====== Supplied information ======
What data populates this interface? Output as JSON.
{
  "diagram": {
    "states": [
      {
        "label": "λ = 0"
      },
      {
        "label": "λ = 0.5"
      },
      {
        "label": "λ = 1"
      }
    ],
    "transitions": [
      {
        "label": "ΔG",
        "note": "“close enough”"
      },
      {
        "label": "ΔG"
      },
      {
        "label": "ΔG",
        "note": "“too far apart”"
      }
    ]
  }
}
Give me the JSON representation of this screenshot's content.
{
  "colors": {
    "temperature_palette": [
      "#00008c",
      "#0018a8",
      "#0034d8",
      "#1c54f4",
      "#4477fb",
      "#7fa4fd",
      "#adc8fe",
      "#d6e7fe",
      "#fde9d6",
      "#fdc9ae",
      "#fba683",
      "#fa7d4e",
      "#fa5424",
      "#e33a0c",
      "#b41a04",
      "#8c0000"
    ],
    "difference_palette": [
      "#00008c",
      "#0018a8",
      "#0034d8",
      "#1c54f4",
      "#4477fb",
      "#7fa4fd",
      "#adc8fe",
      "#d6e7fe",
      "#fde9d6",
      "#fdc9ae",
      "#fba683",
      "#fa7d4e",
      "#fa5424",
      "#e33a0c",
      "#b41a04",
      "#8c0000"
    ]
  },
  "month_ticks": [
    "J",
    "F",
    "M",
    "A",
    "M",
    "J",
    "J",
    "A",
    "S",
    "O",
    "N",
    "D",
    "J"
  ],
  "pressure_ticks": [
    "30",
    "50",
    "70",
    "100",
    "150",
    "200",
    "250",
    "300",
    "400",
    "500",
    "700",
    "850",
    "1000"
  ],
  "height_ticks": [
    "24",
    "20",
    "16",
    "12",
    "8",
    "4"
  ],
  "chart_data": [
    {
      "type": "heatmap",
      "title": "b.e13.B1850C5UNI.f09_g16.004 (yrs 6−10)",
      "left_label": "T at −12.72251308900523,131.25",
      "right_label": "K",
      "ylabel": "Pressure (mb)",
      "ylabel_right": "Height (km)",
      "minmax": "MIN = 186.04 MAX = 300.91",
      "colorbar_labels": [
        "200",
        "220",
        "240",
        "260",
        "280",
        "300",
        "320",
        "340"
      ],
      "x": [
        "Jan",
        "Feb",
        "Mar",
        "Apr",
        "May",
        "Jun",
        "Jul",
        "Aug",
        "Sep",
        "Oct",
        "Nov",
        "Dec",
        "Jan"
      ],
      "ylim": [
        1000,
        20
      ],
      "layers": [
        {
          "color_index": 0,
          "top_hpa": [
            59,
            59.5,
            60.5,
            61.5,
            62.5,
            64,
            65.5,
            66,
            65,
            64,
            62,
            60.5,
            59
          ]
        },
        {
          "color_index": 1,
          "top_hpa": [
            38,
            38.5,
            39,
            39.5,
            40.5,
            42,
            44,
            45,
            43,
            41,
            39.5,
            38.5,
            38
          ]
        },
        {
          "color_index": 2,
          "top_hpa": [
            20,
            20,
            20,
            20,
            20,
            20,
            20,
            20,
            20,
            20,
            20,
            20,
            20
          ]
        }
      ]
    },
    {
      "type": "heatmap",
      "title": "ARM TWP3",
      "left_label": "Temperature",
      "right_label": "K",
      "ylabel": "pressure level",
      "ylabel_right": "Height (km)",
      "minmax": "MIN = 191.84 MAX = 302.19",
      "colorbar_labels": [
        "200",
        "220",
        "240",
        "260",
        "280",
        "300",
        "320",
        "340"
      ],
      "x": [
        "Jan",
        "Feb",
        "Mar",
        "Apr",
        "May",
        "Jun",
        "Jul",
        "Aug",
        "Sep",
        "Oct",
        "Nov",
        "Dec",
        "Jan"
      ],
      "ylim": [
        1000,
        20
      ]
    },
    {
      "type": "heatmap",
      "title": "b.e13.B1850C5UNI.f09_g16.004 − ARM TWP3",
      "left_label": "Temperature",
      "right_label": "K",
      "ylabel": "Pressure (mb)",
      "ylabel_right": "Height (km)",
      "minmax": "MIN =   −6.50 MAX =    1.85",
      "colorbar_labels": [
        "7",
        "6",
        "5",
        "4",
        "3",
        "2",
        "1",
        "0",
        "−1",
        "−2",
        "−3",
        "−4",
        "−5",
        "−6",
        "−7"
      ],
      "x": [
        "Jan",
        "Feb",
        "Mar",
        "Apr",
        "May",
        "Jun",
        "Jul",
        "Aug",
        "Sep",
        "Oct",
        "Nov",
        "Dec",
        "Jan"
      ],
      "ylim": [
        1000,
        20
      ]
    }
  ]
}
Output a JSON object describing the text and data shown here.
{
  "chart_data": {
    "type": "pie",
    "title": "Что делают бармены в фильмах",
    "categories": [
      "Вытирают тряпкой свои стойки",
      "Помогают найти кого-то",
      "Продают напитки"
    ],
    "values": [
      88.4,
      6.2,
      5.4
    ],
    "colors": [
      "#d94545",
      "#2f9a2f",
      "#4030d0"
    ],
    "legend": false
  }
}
======
Stated problem
All lines of the data above that include the word "note" must be shown.

Written response
        "note": "“close enough”"
        "note": "“too far apart”"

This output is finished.